→ STATED PROBLEM:
Reproduce the records below exactly as given.

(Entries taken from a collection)
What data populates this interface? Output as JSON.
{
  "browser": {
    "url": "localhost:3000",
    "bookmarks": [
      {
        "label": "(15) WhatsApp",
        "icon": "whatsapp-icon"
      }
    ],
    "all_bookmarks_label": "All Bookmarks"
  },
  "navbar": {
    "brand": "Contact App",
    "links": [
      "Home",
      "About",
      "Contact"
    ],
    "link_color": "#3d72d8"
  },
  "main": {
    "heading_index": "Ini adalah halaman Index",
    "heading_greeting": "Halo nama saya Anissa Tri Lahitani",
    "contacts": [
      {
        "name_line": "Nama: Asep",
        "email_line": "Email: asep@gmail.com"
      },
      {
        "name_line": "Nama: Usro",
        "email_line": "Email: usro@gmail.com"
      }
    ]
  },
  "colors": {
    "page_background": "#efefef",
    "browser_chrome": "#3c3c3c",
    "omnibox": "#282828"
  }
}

→ TASK RESULT:
What data populates this interface? Output as JSON.
{
  "browser": {
    "url": "localhost:3000",
    "bookmarks": [
      {
        "label": "(15) WhatsApp",
        "icon": "whatsapp-icon"
      }
    ],
    "all_bookmarks_label": "All Bookmarks"
  },
  "navbar": {
    "brand": "Contact App",
    "links": [
      "Home",
      "About",
      "Contact"
    ],
    "link_color": "#3d72d8"
  },
  "main": {
    "heading_index": "Ini adalah halaman Index",
    "heading_greeting": "Halo nama saya Anissa Tri Lahitani",
    "contacts": [
      {
        "name_line": "Nama: Asep",
        "email_line": "Email: asep@gmail.com"
      },
      {
        "name_line": "Nama: Usro",
        "email_line": "Email: usro@gmail.com"
      }
    ]
  },
  "colors": {
    "page_background": "#efefef",
    "browser_chrome": "#3c3c3c",
    "omnibox": "#282828"
  }
}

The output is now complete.